_EXERCISE OBJECTIVE_
Return the whole listing, line for line, without the pictures in it.
— start GIVEN DATA —
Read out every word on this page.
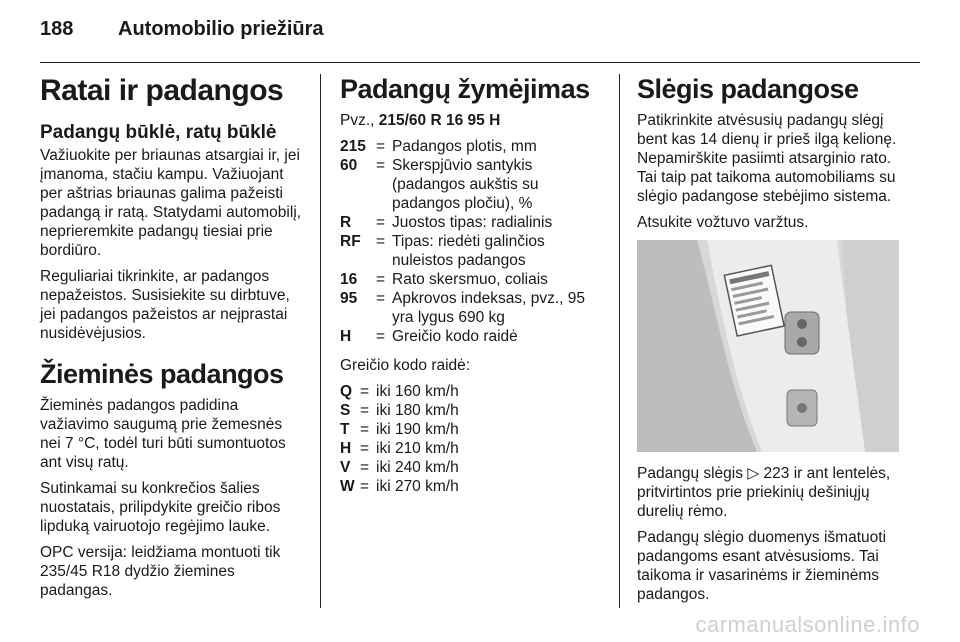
188 Automobilio priežiūra
Ratai ir padangos
Padangų būklė, ratų būklė

Važiuokite per briaunas atsargiai ir, jei įmanoma, stačiu kampu. Važiuojant per aštrias briaunas galima pažeisti padangą ir ratą. Statydami automobilį, neprieremkite padangų tiesiai prie bordiūro.

Reguliariai tikrinkite, ar padangos nepažeistos. Susisiekite su dirbtuve, jei padangos pažeistos ar neįprastai nusidėvėjusios.

Žieminės padangos

Žieminės padangos padidina važiavimo saugumą prie žemesnės nei 7 °C, todėl turi būti sumontuotos ant visų ratų.

Sutinkamai su konkrečios šalies nuostatais, prilipdykite greičio ribos lipduką vairuotojo regėjimo lauke.

OPC versija: leidžiama montuoti tik 235/45 R18 dydžio žiemines padangas.

Padangų žymėjimas

Pvz., 215/60 R 16 95 H

215	=	Padangos plotis, mm
60	=	Skerspjūvio santykis (padangos aukštis su padangos pločiu), %
R	=	Juostos tipas: radialinis
RF	=	Tipas: riedėti galinčios nuleistos padangos
16	=	Rato skersmuo, coliais
95	=	Apkrovos indeksas, pvz., 95 yra lygus 690 kg
H	=	Greičio kodo raidė

Greičio kodo raidė:

Q	=	iki 160 km/h
S	=	iki 180 km/h
T	=	iki 190 km/h
H	=	iki 210 km/h
V	=	iki 240 km/h
W	=	iki 270 km/h
Slėgis padangose

Patikrinkite atvėsusių padangų slėgį bent kas 14 dienų ir prieš ilgą kelionę. Nepamirškite pasiimti atsarginio rato. Tai taip pat taikoma automobiliams su slėgio padangose stebėjimo sistema.

Atsukite vožtuvo varžtus.

Padangų slėgis ▷ 223 ir ant lentelės, pritvirtintos prie priekinių dešiniųjų durelių rėmo.

Padangų slėgio duomenys išmatuoti padangoms esant atvėsusioms. Tai taikoma ir vasarinėms ir žieminėms padangos.

carmanualsonline.info
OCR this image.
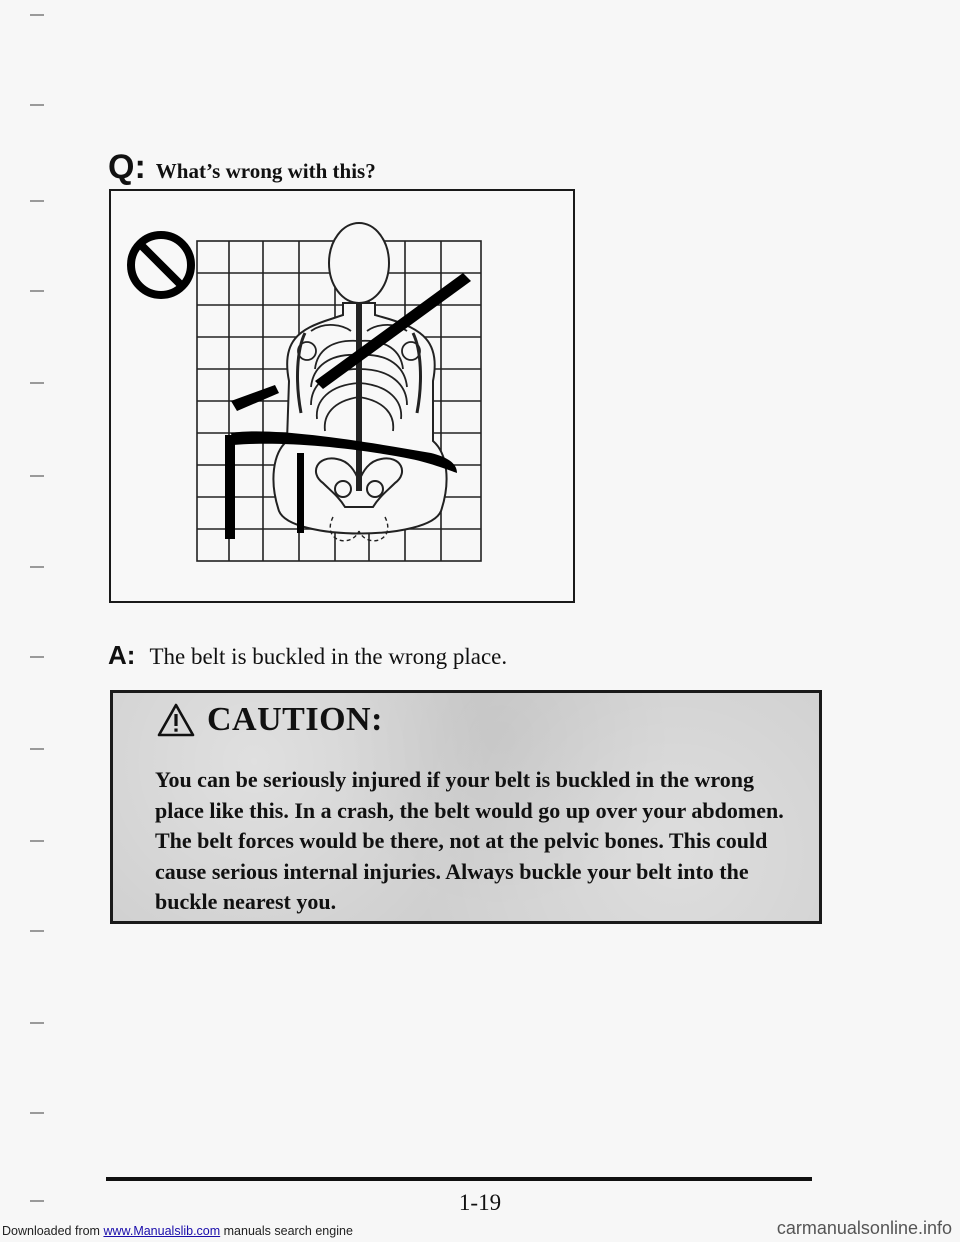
Q: What’s wrong with this?
A: The belt is buckled in the wrong place.
CAUTION:
You can be seriously injured if your belt is buckled in the wrong place like this. In a crash, the belt would go up over your abdomen. The belt forces would be there, not at the pelvic bones. This could cause serious internal injuries. Always buckle your belt into the buckle nearest you.
1-19
Downloaded from www.Manualslib.com manuals search engine	carmanualsonline.info
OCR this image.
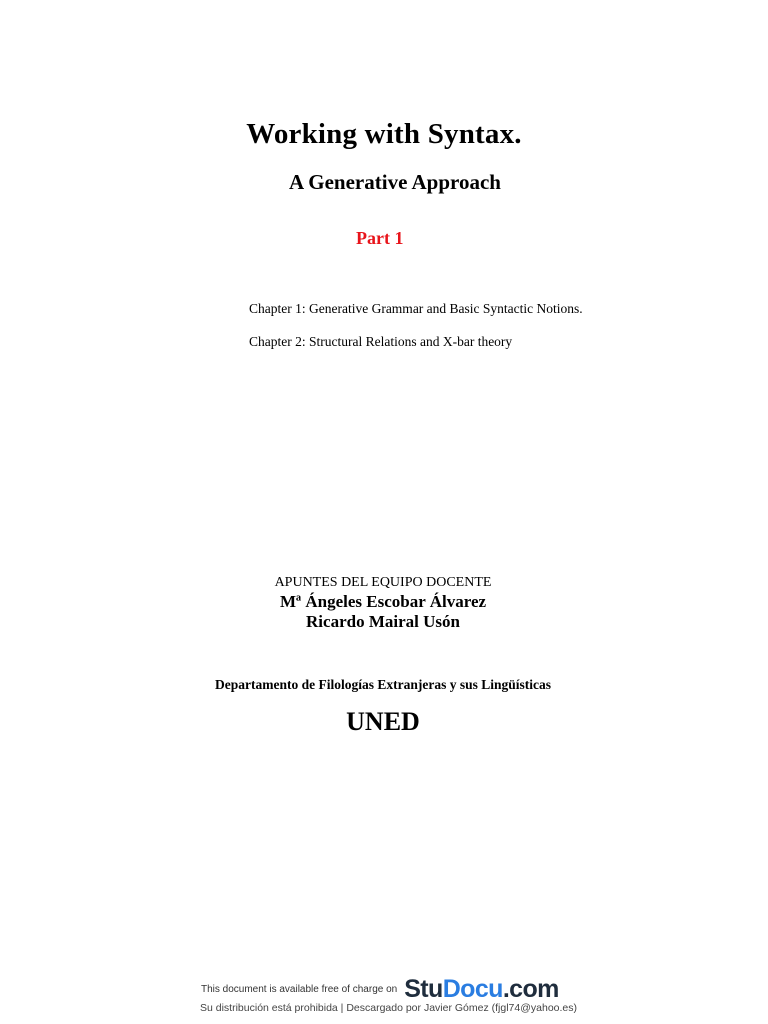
Working with Syntax.
A Generative Approach
Part 1
Chapter 1: Generative Grammar and Basic Syntactic Notions.
Chapter 2: Structural Relations and X-bar theory
APUNTES DEL EQUIPO DOCENTE
Mª Ángeles Escobar Álvarez
Ricardo Mairal Usón
Departamento de Filologías Extranjeras y sus Lingüísticas
UNED
This document is available free of charge on StuDocu.com
Su distribución está prohibida | Descargado por Javier Gómez (fjgl74@yahoo.es)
— end GIVEN DATA —
_OUTPUT_
Read out every word on this page.
188 Automobilio priežiūra
Ratai ir padangos
Padangų būklė, ratų būklė

Važiuokite per briaunas atsargiai ir, jei įmanoma, stačiu kampu. Važiuojant per aštrias briaunas galima pažeisti padangą ir ratą. Statydami automobilį, neprieremkite padangų tiesiai prie bordiūro.

Reguliariai tikrinkite, ar padangos nepažeistos. Susisiekite su dirbtuve, jei padangos pažeistos ar neįprastai nusidėvėjusios.

Žieminės padangos

Žieminės padangos padidina važiavimo saugumą prie žemesnės nei 7 °C, todėl turi būti sumontuotos ant visų ratų.

Sutinkamai su konkrečios šalies nuostatais, prilipdykite greičio ribos lipduką vairuotojo regėjimo lauke.

OPC versija: leidžiama montuoti tik 235/45 R18 dydžio žiemines padangas.

Padangų žymėjimas

Pvz., 215/60 R 16 95 H

215	=	Padangos plotis, mm
60	=	Skerspjūvio santykis (padangos aukštis su padangos pločiu), %
R	=	Juostos tipas: radialinis
RF	=	Tipas: riedėti galinčios nuleistos padangos
16	=	Rato skersmuo, coliais
95	=	Apkrovos indeksas, pvz., 95 yra lygus 690 kg
H	=	Greičio kodo raidė

Greičio kodo raidė:

Q	=	iki 160 km/h
S	=	iki 180 km/h
T	=	iki 190 km/h
H	=	iki 210 km/h
V	=	iki 240 km/h
W	=	iki 270 km/h
Slėgis padangose

Patikrinkite atvėsusių padangų slėgį bent kas 14 dienų ir prieš ilgą kelionę. Nepamirškite pasiimti atsarginio rato. Tai taip pat taikoma automobiliams su slėgio padangose stebėjimo sistema.

Atsukite vožtuvo varžtus.

Padangų slėgis ▷ 223 ir ant lentelės, pritvirtintos prie priekinių dešiniųjų durelių rėmo.

Padangų slėgio duomenys išmatuoti padangoms esant atvėsusioms. Tai taikoma ir vasarinėms ir žieminėms padangos.

carmanualsonline.info
OCR this image.
Q: What’s wrong with this?
A: The belt is buckled in the wrong place.
CAUTION:
You can be seriously injured if your belt is buckled in the wrong place like this. In a crash, the belt would go up over your abdomen. The belt forces would be there, not at the pelvic bones. This could cause serious internal injuries. Always buckle your belt into the buckle nearest you.
1-19
Downloaded from www.Manualslib.com manuals search engine	carmanualsonline.info
OCR this image.
Working with Syntax.
A Generative Approach
Part 1
Chapter 1: Generative Grammar and Basic Syntactic Notions.
Chapter 2: Structural Relations and X-bar theory
APUNTES DEL EQUIPO DOCENTE
Mª Ángeles Escobar Álvarez
Ricardo Mairal Usón
Departamento de Filologías Extranjeras y sus Lingüísticas
UNED
This document is available free of charge on StuDocu.com
Su distribución está prohibida | Descargado por Javier Gómez (fjgl74@yahoo.es)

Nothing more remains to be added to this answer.